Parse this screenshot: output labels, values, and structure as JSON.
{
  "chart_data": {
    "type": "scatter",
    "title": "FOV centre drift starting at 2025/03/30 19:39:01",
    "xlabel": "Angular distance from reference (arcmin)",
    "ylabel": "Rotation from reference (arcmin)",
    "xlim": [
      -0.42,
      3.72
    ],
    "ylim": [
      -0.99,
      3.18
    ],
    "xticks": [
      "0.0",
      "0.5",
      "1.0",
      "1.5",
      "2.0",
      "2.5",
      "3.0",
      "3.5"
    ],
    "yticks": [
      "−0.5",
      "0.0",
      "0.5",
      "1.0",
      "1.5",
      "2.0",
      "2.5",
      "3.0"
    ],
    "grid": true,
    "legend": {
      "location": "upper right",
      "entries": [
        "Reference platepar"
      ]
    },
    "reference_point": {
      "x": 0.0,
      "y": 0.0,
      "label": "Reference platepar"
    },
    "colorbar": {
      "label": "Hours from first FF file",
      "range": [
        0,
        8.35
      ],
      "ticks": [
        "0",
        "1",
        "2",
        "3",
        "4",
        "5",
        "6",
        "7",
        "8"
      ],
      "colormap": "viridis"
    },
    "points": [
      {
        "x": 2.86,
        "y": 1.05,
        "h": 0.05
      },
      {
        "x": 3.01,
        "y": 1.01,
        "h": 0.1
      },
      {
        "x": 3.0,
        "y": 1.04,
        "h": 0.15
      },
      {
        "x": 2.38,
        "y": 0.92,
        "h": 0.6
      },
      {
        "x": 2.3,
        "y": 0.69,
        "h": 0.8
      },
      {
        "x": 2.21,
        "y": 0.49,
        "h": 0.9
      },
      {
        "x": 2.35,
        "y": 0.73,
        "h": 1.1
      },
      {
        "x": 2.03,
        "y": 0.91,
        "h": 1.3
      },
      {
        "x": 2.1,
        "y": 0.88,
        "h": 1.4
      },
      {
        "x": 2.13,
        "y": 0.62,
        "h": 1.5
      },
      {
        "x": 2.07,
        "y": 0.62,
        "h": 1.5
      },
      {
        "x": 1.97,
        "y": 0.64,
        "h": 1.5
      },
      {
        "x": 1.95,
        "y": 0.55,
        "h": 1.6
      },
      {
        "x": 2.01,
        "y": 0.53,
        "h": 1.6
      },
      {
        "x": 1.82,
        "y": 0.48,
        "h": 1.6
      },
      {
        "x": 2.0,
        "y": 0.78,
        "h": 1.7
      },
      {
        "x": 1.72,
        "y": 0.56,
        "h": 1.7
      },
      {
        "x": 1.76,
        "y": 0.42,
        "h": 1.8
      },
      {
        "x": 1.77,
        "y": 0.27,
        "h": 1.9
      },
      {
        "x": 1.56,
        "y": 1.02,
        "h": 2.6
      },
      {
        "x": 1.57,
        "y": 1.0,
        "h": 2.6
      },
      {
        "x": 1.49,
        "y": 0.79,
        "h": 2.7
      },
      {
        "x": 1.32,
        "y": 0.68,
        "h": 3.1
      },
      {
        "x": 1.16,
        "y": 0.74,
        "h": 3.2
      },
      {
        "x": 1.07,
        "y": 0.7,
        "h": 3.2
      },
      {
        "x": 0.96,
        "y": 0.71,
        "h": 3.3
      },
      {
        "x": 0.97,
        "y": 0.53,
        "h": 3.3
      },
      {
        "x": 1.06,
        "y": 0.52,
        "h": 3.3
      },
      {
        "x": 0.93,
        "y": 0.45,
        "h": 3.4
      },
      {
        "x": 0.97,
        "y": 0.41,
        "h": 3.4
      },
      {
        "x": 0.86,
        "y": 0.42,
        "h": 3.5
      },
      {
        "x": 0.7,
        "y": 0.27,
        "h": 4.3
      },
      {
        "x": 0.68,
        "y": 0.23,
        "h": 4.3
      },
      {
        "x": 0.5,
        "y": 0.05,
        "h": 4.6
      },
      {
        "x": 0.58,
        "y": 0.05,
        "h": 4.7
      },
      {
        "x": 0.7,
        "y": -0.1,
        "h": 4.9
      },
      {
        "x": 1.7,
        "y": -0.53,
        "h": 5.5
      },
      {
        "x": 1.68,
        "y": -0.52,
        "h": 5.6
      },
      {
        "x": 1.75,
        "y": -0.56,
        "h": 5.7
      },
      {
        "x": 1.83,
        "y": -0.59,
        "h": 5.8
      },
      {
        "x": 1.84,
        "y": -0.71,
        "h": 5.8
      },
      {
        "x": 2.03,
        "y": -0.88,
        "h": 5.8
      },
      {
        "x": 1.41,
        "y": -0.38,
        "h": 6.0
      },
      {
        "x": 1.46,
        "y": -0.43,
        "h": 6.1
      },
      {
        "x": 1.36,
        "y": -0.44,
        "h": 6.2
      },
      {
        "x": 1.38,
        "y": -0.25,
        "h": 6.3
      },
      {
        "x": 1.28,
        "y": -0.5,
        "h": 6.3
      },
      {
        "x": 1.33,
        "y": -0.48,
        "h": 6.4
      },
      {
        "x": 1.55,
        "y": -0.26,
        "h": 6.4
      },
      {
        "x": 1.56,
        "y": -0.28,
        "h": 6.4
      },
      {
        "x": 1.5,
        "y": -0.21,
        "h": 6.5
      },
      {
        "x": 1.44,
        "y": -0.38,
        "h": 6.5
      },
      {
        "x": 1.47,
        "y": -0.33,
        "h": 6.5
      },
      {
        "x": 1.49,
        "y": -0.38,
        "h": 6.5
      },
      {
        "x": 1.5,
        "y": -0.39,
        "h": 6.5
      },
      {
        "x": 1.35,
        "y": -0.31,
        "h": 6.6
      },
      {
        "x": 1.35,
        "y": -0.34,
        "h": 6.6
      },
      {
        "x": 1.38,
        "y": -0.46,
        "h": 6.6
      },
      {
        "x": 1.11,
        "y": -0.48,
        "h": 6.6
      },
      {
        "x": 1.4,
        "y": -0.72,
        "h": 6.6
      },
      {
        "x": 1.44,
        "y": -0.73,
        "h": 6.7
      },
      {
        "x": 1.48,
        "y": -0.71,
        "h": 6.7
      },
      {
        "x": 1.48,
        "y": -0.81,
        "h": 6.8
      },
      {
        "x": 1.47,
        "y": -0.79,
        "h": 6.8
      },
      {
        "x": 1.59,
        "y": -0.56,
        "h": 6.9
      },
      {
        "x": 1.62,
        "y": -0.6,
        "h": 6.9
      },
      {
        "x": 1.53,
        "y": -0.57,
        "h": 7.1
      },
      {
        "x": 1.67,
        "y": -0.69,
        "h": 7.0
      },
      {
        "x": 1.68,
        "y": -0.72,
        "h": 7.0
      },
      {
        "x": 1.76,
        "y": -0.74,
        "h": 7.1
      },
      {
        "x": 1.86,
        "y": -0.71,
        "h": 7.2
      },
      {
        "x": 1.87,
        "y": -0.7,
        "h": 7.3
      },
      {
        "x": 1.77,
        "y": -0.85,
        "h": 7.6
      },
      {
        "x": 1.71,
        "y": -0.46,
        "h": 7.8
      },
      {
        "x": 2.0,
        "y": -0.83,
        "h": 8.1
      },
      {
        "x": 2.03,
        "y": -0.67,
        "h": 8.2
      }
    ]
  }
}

▶ [Aim of the task]:
Output all of the data above without any alteration.

▶ [Result of the task]:
Parse this screenshot: output labels, values, and structure as JSON.
{
  "chart_data": {
    "type": "scatter",
    "title": "FOV centre drift starting at 2025/03/30 19:39:01",
    "xlabel": "Angular distance from reference (arcmin)",
    "ylabel": "Rotation from reference (arcmin)",
    "xlim": [
      -0.42,
      3.72
    ],
    "ylim": [
      -0.99,
      3.18
    ],
    "xticks": [
      "0.0",
      "0.5",
      "1.0",
      "1.5",
      "2.0",
      "2.5",
      "3.0",
      "3.5"
    ],
    "yticks": [
      "−0.5",
      "0.0",
      "0.5",
      "1.0",
      "1.5",
      "2.0",
      "2.5",
      "3.0"
    ],
    "grid": true,
    "legend": {
      "location": "upper right",
      "entries": [
        "Reference platepar"
      ]
    },
    "reference_point": {
      "x": 0.0,
      "y": 0.0,
      "label": "Reference platepar"
    },
    "colorbar": {
      "label": "Hours from first FF file",
      "range": [
        0,
        8.35
      ],
      "ticks": [
        "0",
        "1",
        "2",
        "3",
        "4",
        "5",
        "6",
        "7",
        "8"
      ],
      "colormap": "viridis"
    },
    "points": [
      {
        "x": 2.86,
        "y": 1.05,
        "h": 0.05
      },
      {
        "x": 3.01,
        "y": 1.01,
        "h": 0.1
      },
      {
        "x": 3.0,
        "y": 1.04,
        "h": 0.15
      },
      {
        "x": 2.38,
        "y": 0.92,
        "h": 0.6
      },
      {
        "x": 2.3,
        "y": 0.69,
        "h": 0.8
      },
      {
        "x": 2.21,
        "y": 0.49,
        "h": 0.9
      },
      {
        "x": 2.35,
        "y": 0.73,
        "h": 1.1
      },
      {
        "x": 2.03,
        "y": 0.91,
        "h": 1.3
      },
      {
        "x": 2.1,
        "y": 0.88,
        "h": 1.4
      },
      {
        "x": 2.13,
        "y": 0.62,
        "h": 1.5
      },
      {
        "x": 2.07,
        "y": 0.62,
        "h": 1.5
      },
      {
        "x": 1.97,
        "y": 0.64,
        "h": 1.5
      },
      {
        "x": 1.95,
        "y": 0.55,
        "h": 1.6
      },
      {
        "x": 2.01,
        "y": 0.53,
        "h": 1.6
      },
      {
        "x": 1.82,
        "y": 0.48,
        "h": 1.6
      },
      {
        "x": 2.0,
        "y": 0.78,
        "h": 1.7
      },
      {
        "x": 1.72,
        "y": 0.56,
        "h": 1.7
      },
      {
        "x": 1.76,
        "y": 0.42,
        "h": 1.8
      },
      {
        "x": 1.77,
        "y": 0.27,
        "h": 1.9
      },
      {
        "x": 1.56,
        "y": 1.02,
        "h": 2.6
      },
      {
        "x": 1.57,
        "y": 1.0,
        "h": 2.6
      },
      {
        "x": 1.49,
        "y": 0.79,
        "h": 2.7
      },
      {
        "x": 1.32,
        "y": 0.68,
        "h": 3.1
      },
      {
        "x": 1.16,
        "y": 0.74,
        "h": 3.2
      },
      {
        "x": 1.07,
        "y": 0.7,
        "h": 3.2
      },
      {
        "x": 0.96,
        "y": 0.71,
        "h": 3.3
      },
      {
        "x": 0.97,
        "y": 0.53,
        "h": 3.3
      },
      {
        "x": 1.06,
        "y": 0.52,
        "h": 3.3
      },
      {
        "x": 0.93,
        "y": 0.45,
        "h": 3.4
      },
      {
        "x": 0.97,
        "y": 0.41,
        "h": 3.4
      },
      {
        "x": 0.86,
        "y": 0.42,
        "h": 3.5
      },
      {
        "x": 0.7,
        "y": 0.27,
        "h": 4.3
      },
      {
        "x": 0.68,
        "y": 0.23,
        "h": 4.3
      },
      {
        "x": 0.5,
        "y": 0.05,
        "h": 4.6
      },
      {
        "x": 0.58,
        "y": 0.05,
        "h": 4.7
      },
      {
        "x": 0.7,
        "y": -0.1,
        "h": 4.9
      },
      {
        "x": 1.7,
        "y": -0.53,
        "h": 5.5
      },
      {
        "x": 1.68,
        "y": -0.52,
        "h": 5.6
      },
      {
        "x": 1.75,
        "y": -0.56,
        "h": 5.7
      },
      {
        "x": 1.83,
        "y": -0.59,
        "h": 5.8
      },
      {
        "x": 1.84,
        "y": -0.71,
        "h": 5.8
      },
      {
        "x": 2.03,
        "y": -0.88,
        "h": 5.8
      },
      {
        "x": 1.41,
        "y": -0.38,
        "h": 6.0
      },
      {
        "x": 1.46,
        "y": -0.43,
        "h": 6.1
      },
      {
        "x": 1.36,
        "y": -0.44,
        "h": 6.2
      },
      {
        "x": 1.38,
        "y": -0.25,
        "h": 6.3
      },
      {
        "x": 1.28,
        "y": -0.5,
        "h": 6.3
      },
      {
        "x": 1.33,
        "y": -0.48,
        "h": 6.4
      },
      {
        "x": 1.55,
        "y": -0.26,
        "h": 6.4
      },
      {
        "x": 1.56,
        "y": -0.28,
        "h": 6.4
      },
      {
        "x": 1.5,
        "y": -0.21,
        "h": 6.5
      },
      {
        "x": 1.44,
        "y": -0.38,
        "h": 6.5
      },
      {
        "x": 1.47,
        "y": -0.33,
        "h": 6.5
      },
      {
        "x": 1.49,
        "y": -0.38,
        "h": 6.5
      },
      {
        "x": 1.5,
        "y": -0.39,
        "h": 6.5
      },
      {
        "x": 1.35,
        "y": -0.31,
        "h": 6.6
      },
      {
        "x": 1.35,
        "y": -0.34,
        "h": 6.6
      },
      {
        "x": 1.38,
        "y": -0.46,
        "h": 6.6
      },
      {
        "x": 1.11,
        "y": -0.48,
        "h": 6.6
      },
      {
        "x": 1.4,
        "y": -0.72,
        "h": 6.6
      },
      {
        "x": 1.44,
        "y": -0.73,
        "h": 6.7
      },
      {
        "x": 1.48,
        "y": -0.71,
        "h": 6.7
      },
      {
        "x": 1.48,
        "y": -0.81,
        "h": 6.8
      },
      {
        "x": 1.47,
        "y": -0.79,
        "h": 6.8
      },
      {
        "x": 1.59,
        "y": -0.56,
        "h": 6.9
      },
      {
        "x": 1.62,
        "y": -0.6,
        "h": 6.9
      },
      {
        "x": 1.53,
        "y": -0.57,
        "h": 7.1
      },
      {
        "x": 1.67,
        "y": -0.69,
        "h": 7.0
      },
      {
        "x": 1.68,
        "y": -0.72,
        "h": 7.0
      },
      {
        "x": 1.76,
        "y": -0.74,
        "h": 7.1
      },
      {
        "x": 1.86,
        "y": -0.71,
        "h": 7.2
      },
      {
        "x": 1.87,
        "y": -0.7,
        "h": 7.3
      },
      {
        "x": 1.77,
        "y": -0.85,
        "h": 7.6
      },
      {
        "x": 1.71,
        "y": -0.46,
        "h": 7.8
      },
      {
        "x": 2.0,
        "y": -0.83,
        "h": 8.1
      },
      {
        "x": 2.03,
        "y": -0.67,
        "h": 8.2
      }
    ]
  }
}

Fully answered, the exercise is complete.